* **REQUIRED TASK**: Reproduce word for word the items from their first line through the line containing "label: Black hole: Black", with both ends included.

* **EXERCISE INPUT**:
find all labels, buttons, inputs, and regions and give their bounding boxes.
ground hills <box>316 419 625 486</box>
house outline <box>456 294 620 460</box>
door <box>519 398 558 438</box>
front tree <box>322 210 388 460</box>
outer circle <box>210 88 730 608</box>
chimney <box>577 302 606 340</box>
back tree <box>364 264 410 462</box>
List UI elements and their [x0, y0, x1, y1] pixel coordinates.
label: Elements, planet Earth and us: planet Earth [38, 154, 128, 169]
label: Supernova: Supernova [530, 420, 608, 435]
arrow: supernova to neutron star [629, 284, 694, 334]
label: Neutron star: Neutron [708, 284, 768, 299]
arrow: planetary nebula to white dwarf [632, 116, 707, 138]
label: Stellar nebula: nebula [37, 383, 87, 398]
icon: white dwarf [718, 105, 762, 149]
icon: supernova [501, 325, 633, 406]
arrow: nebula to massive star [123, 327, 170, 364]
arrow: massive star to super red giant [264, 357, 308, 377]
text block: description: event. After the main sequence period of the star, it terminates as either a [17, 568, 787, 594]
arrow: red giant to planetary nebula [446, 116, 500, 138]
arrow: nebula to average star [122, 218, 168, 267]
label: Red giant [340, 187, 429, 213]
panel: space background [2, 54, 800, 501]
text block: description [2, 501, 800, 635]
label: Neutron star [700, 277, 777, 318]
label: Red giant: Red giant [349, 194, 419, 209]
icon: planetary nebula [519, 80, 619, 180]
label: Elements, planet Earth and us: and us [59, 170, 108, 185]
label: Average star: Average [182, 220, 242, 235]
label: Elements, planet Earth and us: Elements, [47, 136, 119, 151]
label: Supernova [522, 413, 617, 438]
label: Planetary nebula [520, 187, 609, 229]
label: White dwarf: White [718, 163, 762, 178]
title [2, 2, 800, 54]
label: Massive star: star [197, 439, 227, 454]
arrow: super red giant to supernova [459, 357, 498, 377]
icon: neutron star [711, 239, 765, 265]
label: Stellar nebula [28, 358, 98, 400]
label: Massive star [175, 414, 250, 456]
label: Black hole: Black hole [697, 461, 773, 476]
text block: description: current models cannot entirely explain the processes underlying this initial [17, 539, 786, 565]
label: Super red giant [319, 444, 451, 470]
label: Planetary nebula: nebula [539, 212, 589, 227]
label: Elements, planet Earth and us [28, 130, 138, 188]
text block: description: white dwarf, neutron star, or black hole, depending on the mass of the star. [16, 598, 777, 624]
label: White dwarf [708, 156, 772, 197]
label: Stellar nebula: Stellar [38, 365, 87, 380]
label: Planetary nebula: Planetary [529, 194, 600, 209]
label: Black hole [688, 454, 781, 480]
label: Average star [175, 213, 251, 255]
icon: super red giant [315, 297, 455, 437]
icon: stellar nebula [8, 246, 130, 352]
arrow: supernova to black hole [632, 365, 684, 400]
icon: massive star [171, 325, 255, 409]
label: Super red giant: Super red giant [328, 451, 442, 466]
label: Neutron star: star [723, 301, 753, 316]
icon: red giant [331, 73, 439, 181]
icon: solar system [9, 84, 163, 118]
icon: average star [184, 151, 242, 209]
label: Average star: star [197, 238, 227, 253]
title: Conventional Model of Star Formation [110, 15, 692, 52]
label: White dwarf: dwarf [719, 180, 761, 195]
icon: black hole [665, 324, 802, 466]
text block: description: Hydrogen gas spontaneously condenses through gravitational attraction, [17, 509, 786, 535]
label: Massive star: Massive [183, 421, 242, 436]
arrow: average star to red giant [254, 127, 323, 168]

* **WRITTEN ANSWER**:
find all labels, buttons, inputs, and regions and give their bounding boxes.
ground hills <box>316 419 625 486</box>
house outline <box>456 294 620 460</box>
door <box>519 398 558 438</box>
front tree <box>322 210 388 460</box>
outer circle <box>210 88 730 608</box>
chimney <box>577 302 606 340</box>
back tree <box>364 264 410 462</box>
List UI elements and their [x0, y0, x1, y1] pixel coordinates.
label: Elements, planet Earth and us: planet Earth [38, 154, 128, 169]
label: Supernova: Supernova [530, 420, 608, 435]
arrow: supernova to neutron star [629, 284, 694, 334]
label: Neutron star: Neutron [708, 284, 768, 299]
arrow: planetary nebula to white dwarf [632, 116, 707, 138]
label: Stellar nebula: nebula [37, 383, 87, 398]
icon: white dwarf [718, 105, 762, 149]
icon: supernova [501, 325, 633, 406]
arrow: nebula to massive star [123, 327, 170, 364]
arrow: massive star to super red giant [264, 357, 308, 377]
text block: description: event. After the main sequence period of the star, it terminates as either a [17, 568, 787, 594]
arrow: red giant to planetary nebula [446, 116, 500, 138]
arrow: nebula to average star [122, 218, 168, 267]
label: Red giant [340, 187, 429, 213]
panel: space background [2, 54, 800, 501]
text block: description [2, 501, 800, 635]
label: Neutron star [700, 277, 777, 318]
label: Red giant: Red giant [349, 194, 419, 209]
icon: planetary nebula [519, 80, 619, 180]
label: Elements, planet Earth and us: and us [59, 170, 108, 185]
label: Average star: Average [182, 220, 242, 235]
label: Elements, planet Earth and us: Elements, [47, 136, 119, 151]
label: Supernova [522, 413, 617, 438]
label: Planetary nebula [520, 187, 609, 229]
label: White dwarf: White [718, 163, 762, 178]
title [2, 2, 800, 54]
label: Massive star: star [197, 439, 227, 454]
arrow: super red giant to supernova [459, 357, 498, 377]
icon: neutron star [711, 239, 765, 265]
label: Stellar nebula [28, 358, 98, 400]
label: Massive star [175, 414, 250, 456]
label: Black hole: Black hole [697, 461, 773, 476]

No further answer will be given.